All of the lines below are to be printed again exactly; images are excluded from the output.

-- START Data entries --

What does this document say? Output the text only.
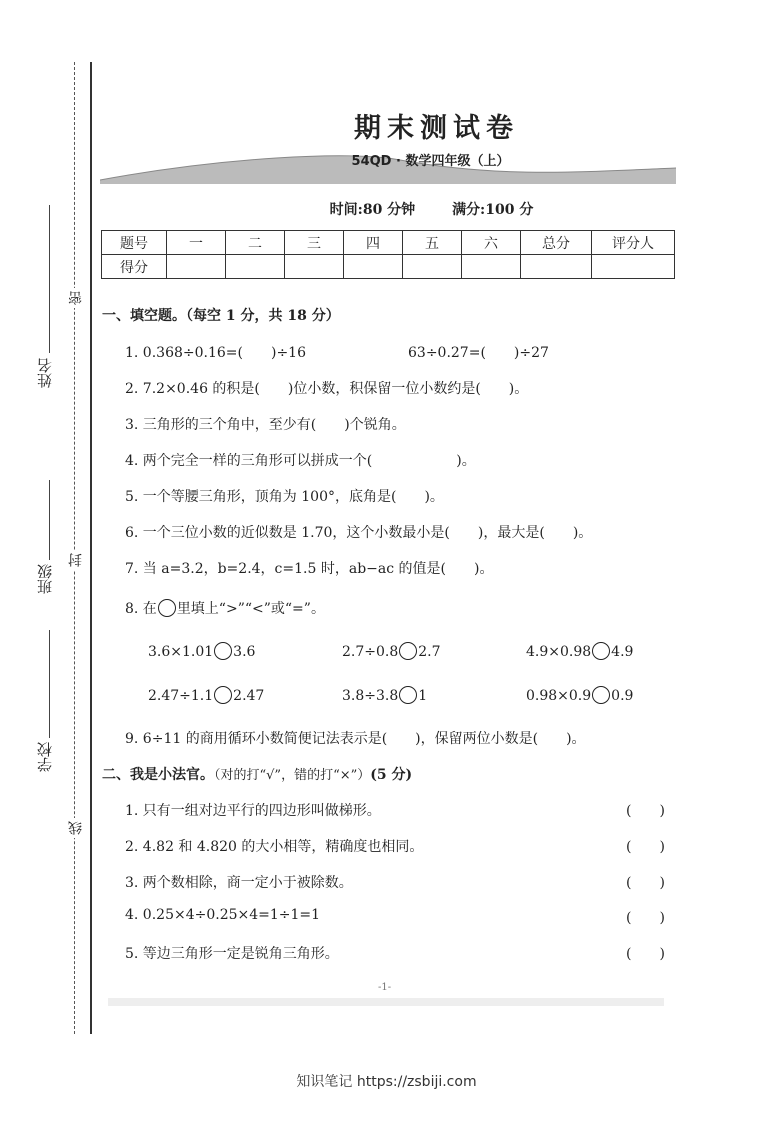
姓名
班级
学校
密
封
线
期末测试卷
54QD · 数学四年级（上）
时间:80 分钟	满分:100 分
题号	一	二	三	四	五	六	总分	评分人
得分								
一、填空题。（每空 1 分，共 18 分）
1. 0.368÷0.16=(　　)÷16	63÷0.27=(　　)÷27
2. 7.2×0.46 的积是(　　)位小数，积保留一位小数约是(　　)。
3. 三角形的三个角中，至少有(　　)个锐角。
4. 两个完全一样的三角形可以拼成一个(　　　　　　)。
5. 一个等腰三角形，顶角为 100°，底角是(　　)。
6. 一个三位小数的近似数是 1.70，这个小数最小是(　　)，最大是(　　)。
7. 当 a=3.2，b=2.4，c=1.5 时，ab−ac 的值是(　　)。
8. 在 里填上“>”“<”或“=”。
3.6×1.01 3.6	2.7÷0.8 2.7	4.9×0.98 4.9
2.47÷1.1 2.47	3.8÷3.8 1	0.98×0.9 0.9
9. 6÷11 的商用循环小数简便记法表示是(　　)，保留两位小数是(　　)。
二、我是小法官。（对的打“√”，错的打“×”）(5 分)
1. 只有一组对边平行的四边形叫做梯形。	(　　)
2. 4.82 和 4.820 的大小相等，精确度也相同。	(　　)
3. 两个数相除，商一定小于被除数。	(　　)
4. 0.25×4÷0.25×4=1÷1=1	(　　)
5. 等边三角形一定是锐角三角形。	(　　)
-1-
知识笔记 https://zsbiji.com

-- END Data entries --

Answer in full
What does this document say? Output the text only.
姓名
班级
学校
密
封
线
期末测试卷
54QD · 数学四年级（上）
时间:80 分钟	满分:100 分
题号	一	二	三	四	五	六	总分	评分人
得分								
一、填空题。（每空 1 分，共 18 分）
1. 0.368÷0.16=(　　)÷16	63÷0.27=(　　)÷27
2. 7.2×0.46 的积是(　　)位小数，积保留一位小数约是(　　)。
3. 三角形的三个角中，至少有(　　)个锐角。
4. 两个完全一样的三角形可以拼成一个(　　　　　　)。
5. 一个等腰三角形，顶角为 100°，底角是(　　)。
6. 一个三位小数的近似数是 1.70，这个小数最小是(　　)，最大是(　　)。
7. 当 a=3.2，b=2.4，c=1.5 时，ab−ac 的值是(　　)。
8. 在 里填上“>”“<”或“=”。
3.6×1.01 3.6	2.7÷0.8 2.7	4.9×0.98 4.9
2.47÷1.1 2.47	3.8÷3.8 1	0.98×0.9 0.9
9. 6÷11 的商用循环小数简便记法表示是(　　)，保留两位小数是(　　)。
二、我是小法官。（对的打“√”，错的打“×”）(5 分)
1. 只有一组对边平行的四边形叫做梯形。	(　　)
2. 4.82 和 4.820 的大小相等，精确度也相同。	(　　)
3. 两个数相除，商一定小于被除数。	(　　)
4. 0.25×4÷0.25×4=1÷1=1	(　　)
5. 等边三角形一定是锐角三角形。	(　　)
-1-
知识笔记 https://zsbiji.com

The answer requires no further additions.